Description of the task
In your copy, leave out the pictures and repeat the entries below exactly.

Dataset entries
·····

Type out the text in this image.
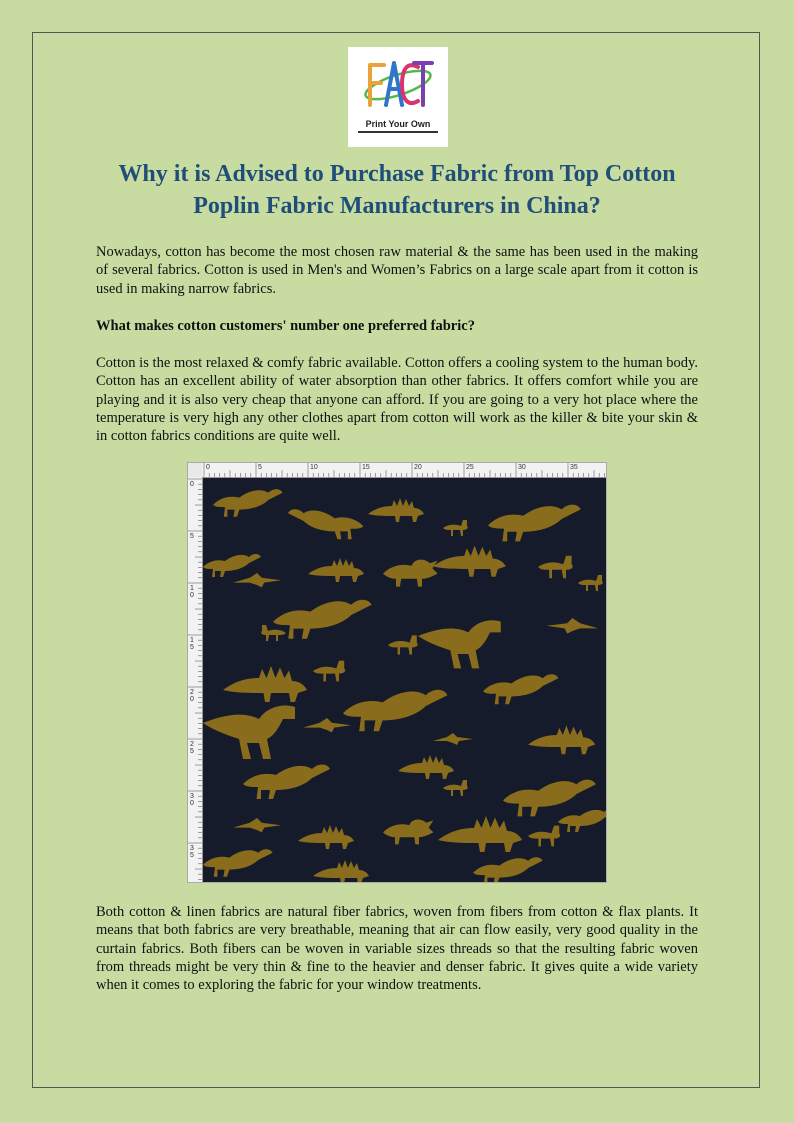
Print Your Own
Why it is Advised to Purchase Fabric from Top Cotton Poplin Fabric Manufacturers in China?

Nowadays, cotton has become the most chosen raw material & the same has been used in the making of several fabrics. Cotton is used in Men's and Women’s Fabrics on a large scale apart from it cotton is used in making narrow fabrics.

What makes cotton customers' number one preferred fabric?

Cotton is the most relaxed & comfy fabric available. Cotton offers a cooling system to the human body. Cotton has an excellent ability of water absorption than other fabrics. It offers comfort while you are playing and it is also very cheap that anyone can afford. If you are going to a very hot place where the temperature is very high any other clothes apart from cotton will work as the killer & bite your skin & in cotton fabrics conditions are quite well.

0	5	10	15	20	25	30	35
0
5
1
0
1
5
2
0
2
5
3
0
3
5

Both cotton & linen fabrics are natural fiber fabrics, woven from fibers from cotton & flax plants. It means that both fabrics are very breathable, meaning that air can flow easily, very good quality in the curtain fabrics. Both fibers can be woven in variable sizes threads so that the resulting fabric woven from threads might be very thin & fine to the heavier and denser fabric. It gives quite a wide variety when it comes to exploring the fabric for your window treatments.
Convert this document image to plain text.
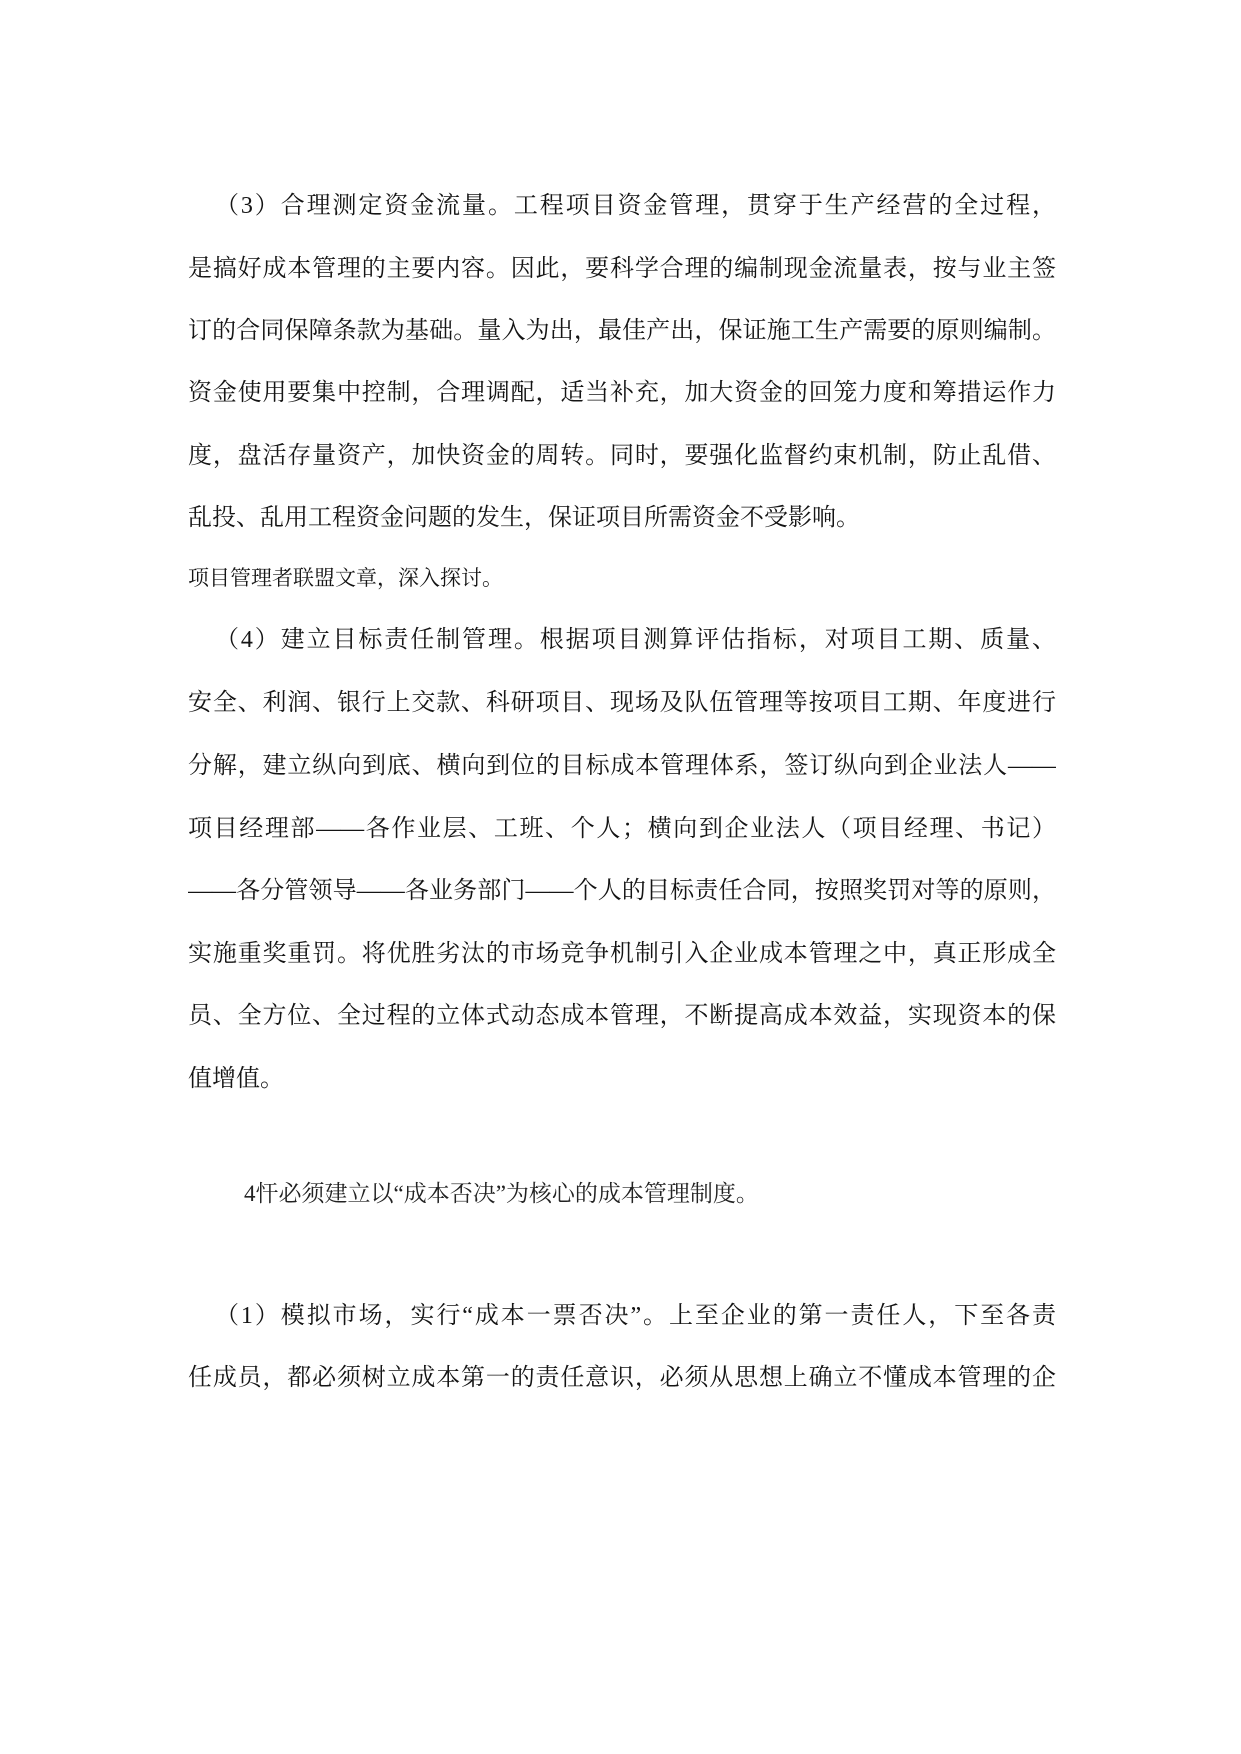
（3）合理测定资金流量。工程项目资金管理，贯穿于生产经营的全过程，
是搞好成本管理的主要内容。因此，要科学合理的编制现金流量表，按与业主签
订的合同保障条款为基础。量入为出，最佳产出，保证施工生产需要的原则编制。
资金使用要集中控制，合理调配，适当补充，加大资金的回笼力度和筹措运作力
度，盘活存量资产，加快资金的周转。同时，要强化监督约束机制，防止乱借、
乱投、乱用工程资金问题的发生，保证项目所需资金不受影响。
项目管理者联盟文章，深入探讨。
（4）建立目标责任制管理。根据项目测算评估指标，对项目工期、质量、
安全、利润、银行上交款、科研项目、现场及队伍管理等按项目工期、年度进行
分解，建立纵向到底、横向到位的目标成本管理体系，签订纵向到企业法人——
项目经理部——各作业层、工班、个人；横向到企业法人（项目经理、书记）
——各分管领导——各业务部门——个人的目标责任合同，按照奖罚对等的原则，
实施重奖重罚。将优胜劣汰的市场竞争机制引入企业成本管理之中，真正形成全
员、全方位、全过程的立体式动态成本管理，不断提高成本效益，实现资本的保
值增值。
4忓必须建立以“成本否决”为核心的成本管理制度。
（1）模拟市场，实行“成本一票否决”。上至企业的第一责任人，下至各责
任成员，都必须树立成本第一的责任意识，必须从思想上确立不懂成本管理的企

·····

Final result
Type out the text in this image.
Print Your Own
Why it is Advised to Purchase Fabric from Top Cotton Poplin Fabric Manufacturers in China?

Nowadays, cotton has become the most chosen raw material & the same has been used in the making of several fabrics. Cotton is used in Men's and Women’s Fabrics on a large scale apart from it cotton is used in making narrow fabrics.

What makes cotton customers' number one preferred fabric?

Cotton is the most relaxed & comfy fabric available. Cotton offers a cooling system to the human body. Cotton has an excellent ability of water absorption than other fabrics. It offers comfort while you are playing and it is also very cheap that anyone can afford. If you are going to a very hot place where the temperature is very high any other clothes apart from cotton will work as the killer & bite your skin & in cotton fabrics conditions are quite well.

0	5	10	15	20	25	30	35
0
5
1
0
1
5
2
0
2
5
3
0
3
5

Both cotton & linen fabrics are natural fiber fabrics, woven from fibers from cotton & flax plants. It means that both fabrics are very breathable, meaning that air can flow easily, very good quality in the curtain fabrics. Both fibers can be woven in variable sizes threads so that the resulting fabric woven from threads might be very thin & fine to the heavier and denser fabric. It gives quite a wide variety when it comes to exploring the fabric for your window treatments.
Convert this document image to plain text.
（3）合理测定资金流量。工程项目资金管理，贯穿于生产经营的全过程，
是搞好成本管理的主要内容。因此，要科学合理的编制现金流量表，按与业主签
订的合同保障条款为基础。量入为出，最佳产出，保证施工生产需要的原则编制。
资金使用要集中控制，合理调配，适当补充，加大资金的回笼力度和筹措运作力
度，盘活存量资产，加快资金的周转。同时，要强化监督约束机制，防止乱借、
乱投、乱用工程资金问题的发生，保证项目所需资金不受影响。
项目管理者联盟文章，深入探讨。
（4）建立目标责任制管理。根据项目测算评估指标，对项目工期、质量、
安全、利润、银行上交款、科研项目、现场及队伍管理等按项目工期、年度进行
分解，建立纵向到底、横向到位的目标成本管理体系，签订纵向到企业法人——
项目经理部——各作业层、工班、个人；横向到企业法人（项目经理、书记）
——各分管领导——各业务部门——个人的目标责任合同，按照奖罚对等的原则，
实施重奖重罚。将优胜劣汰的市场竞争机制引入企业成本管理之中，真正形成全
员、全方位、全过程的立体式动态成本管理，不断提高成本效益，实现资本的保
值增值。
4忓必须建立以“成本否决”为核心的成本管理制度。
（1）模拟市场，实行“成本一票否决”。上至企业的第一责任人，下至各责
任成员，都必须树立成本第一的责任意识，必须从思想上确立不懂成本管理的企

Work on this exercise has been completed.